Material provided:
--- START ---
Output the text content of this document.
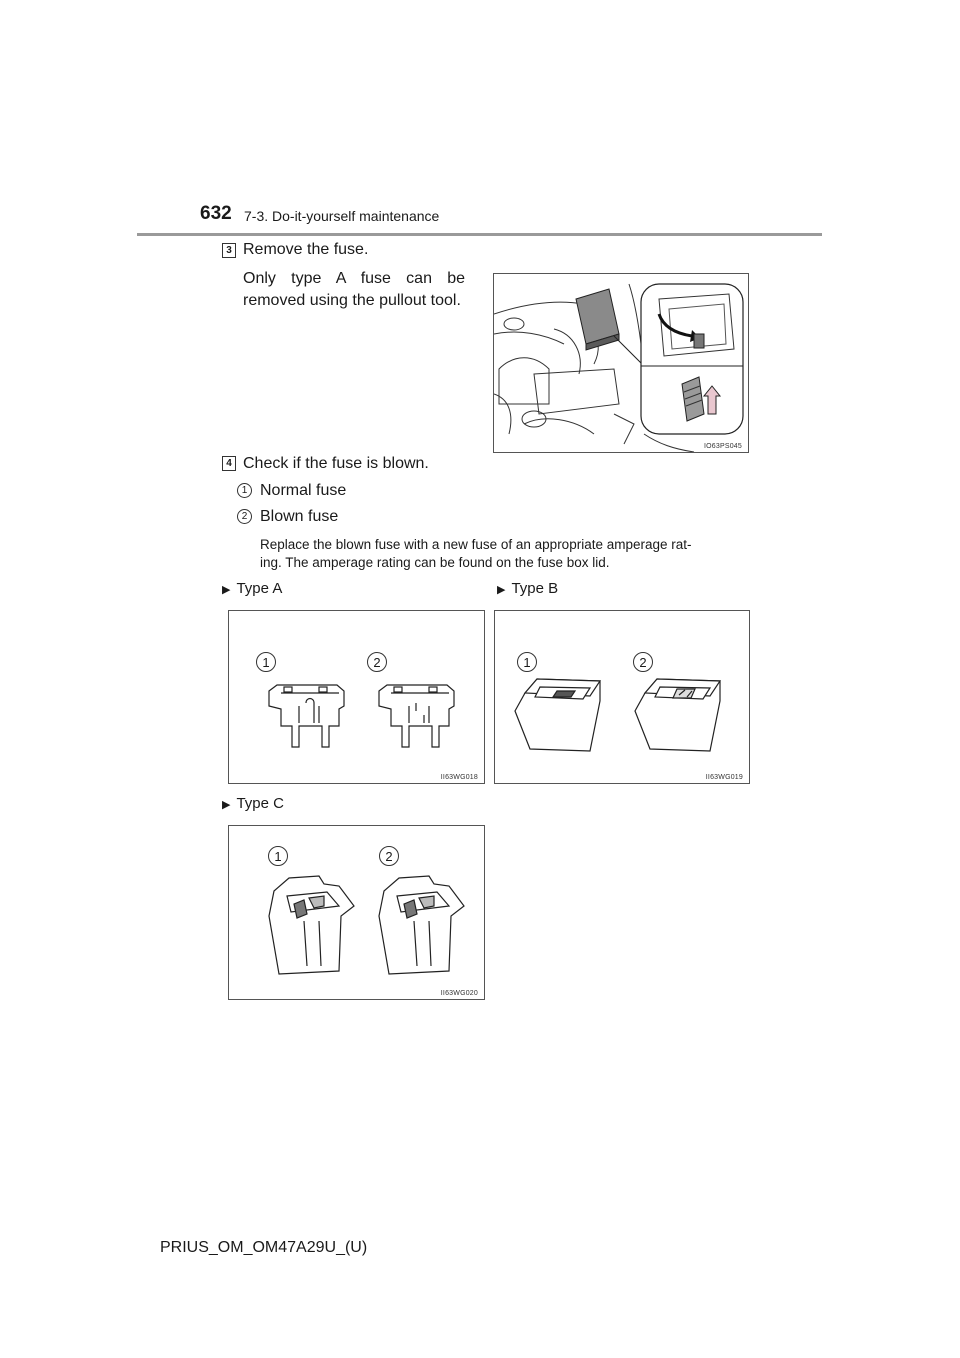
632 7-3. Do-it-yourself maintenance
3 Remove the fuse.
Only type A fuse can be
removed using the pullout tool.
IO63PS045
4 Check if the fuse is blown.
1 Normal fuse
2 Blown fuse
Replace the blown fuse with a new fuse of an appropriate amperage rat-
ing. The amperage rating can be found on the fuse box lid.
▶ Type A	▶ Type B
1	2
II63WG018
1	2
II63WG019
▶ Type C
1	2
II63WG020
PRIUS_OM_OM47A29U_(U)
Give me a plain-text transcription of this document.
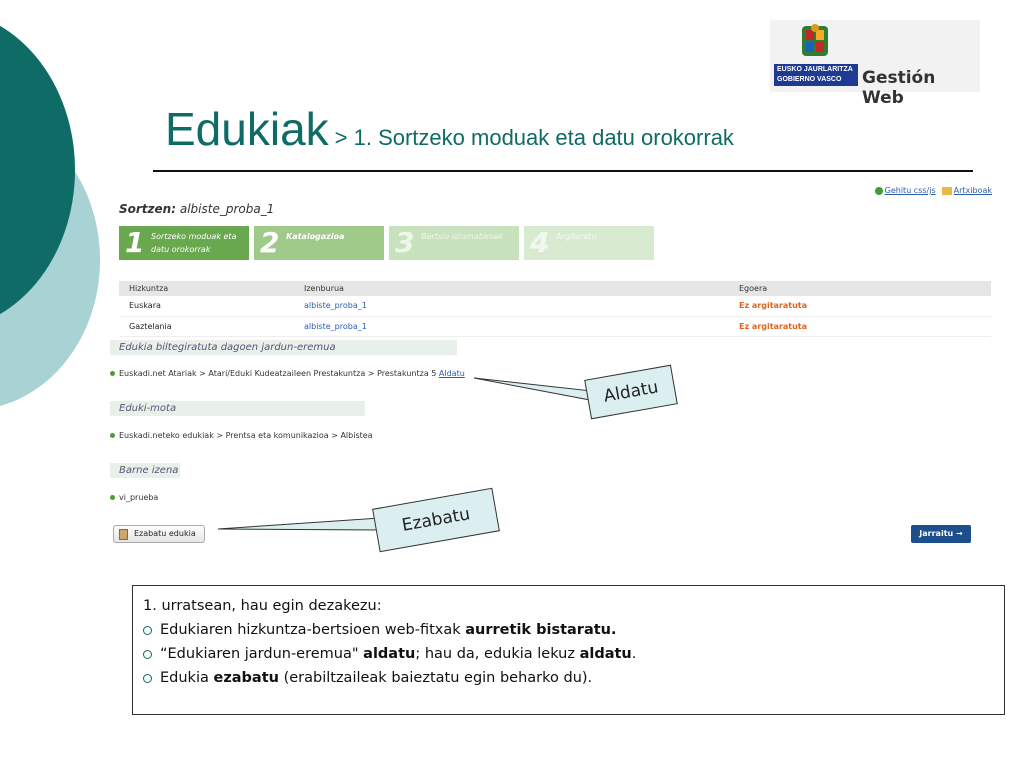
EUSKO JAURLARITZA
GOBIERNO VASCO	Gestión Web
Edukiak > 1. Sortzeko moduak eta datu orokorrak
Gehitu css/js	Artxiboak
Sortzen: albiste_proba_1
1 Sortzeko moduak eta datu orokorrak	2 Katalogazioa	3 Bertsio idiomatikoak 4 Argitaratu
Hizkuntza	Izenburua	Egoera
Euskara	albiste_proba_1	Ez argitaratuta
Gaztelania	albiste_proba_1	Ez argitaratuta
Edukia biltegiratuta dagoen jardun-eremua
Euskadi.net Atariak > Atari/Eduki Kudeatzaileen Prestakuntza > Prestakuntza 5 Aldatu
Eduki-mota
Euskadi.neteko edukiak > Prentsa eta komunikazioa > Albistea
Barne izena
vi_prueba
Ezabatu edukia	Jarraitu →
Aldatu
Ezabatu
1. urratsean, hau egin dezakezu:
Edukiaren hizkuntza-bertsioen web-fitxak aurretik bistaratu.
“Edukiaren jardun-eremua" aldatu; hau da, edukia lekuz aldatu.
Edukia ezabatu (erabiltzaileak baieztatu egin beharko du).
--- END ---
What you have to do: Take the listing and print it again exactly, but without any pictures.

Final result:
Output the text content of this document.
632 7-3. Do-it-yourself maintenance
3 Remove the fuse.
Only type A fuse can be
removed using the pullout tool.
IO63PS045
4 Check if the fuse is blown.
1 Normal fuse
2 Blown fuse
Replace the blown fuse with a new fuse of an appropriate amperage rat-
ing. The amperage rating can be found on the fuse box lid.
▶ Type A	▶ Type B
1	2
II63WG018
1	2
II63WG019
▶ Type C
1	2
II63WG020
PRIUS_OM_OM47A29U_(U)
Give me a plain-text transcription of this document.
EUSKO JAURLARITZA
GOBIERNO VASCO	Gestión Web
Edukiak > 1. Sortzeko moduak eta datu orokorrak
Gehitu css/js	Artxiboak
Sortzen: albiste_proba_1
1 Sortzeko moduak eta datu orokorrak	2 Katalogazioa	3 Bertsio idiomatikoak 4 Argitaratu
Hizkuntza	Izenburua	Egoera
Euskara	albiste_proba_1	Ez argitaratuta
Gaztelania	albiste_proba_1	Ez argitaratuta
Edukia biltegiratuta dagoen jardun-eremua
Euskadi.net Atariak > Atari/Eduki Kudeatzaileen Prestakuntza > Prestakuntza 5 Aldatu
Eduki-mota
Euskadi.neteko edukiak > Prentsa eta komunikazioa > Albistea
Barne izena
vi_prueba
Ezabatu edukia	Jarraitu →
Aldatu
Ezabatu
1. urratsean, hau egin dezakezu:
Edukiaren hizkuntza-bertsioen web-fitxak aurretik bistaratu.
“Edukiaren jardun-eremua" aldatu; hau da, edukia lekuz aldatu.
Edukia ezabatu (erabiltzaileak baieztatu egin beharko du).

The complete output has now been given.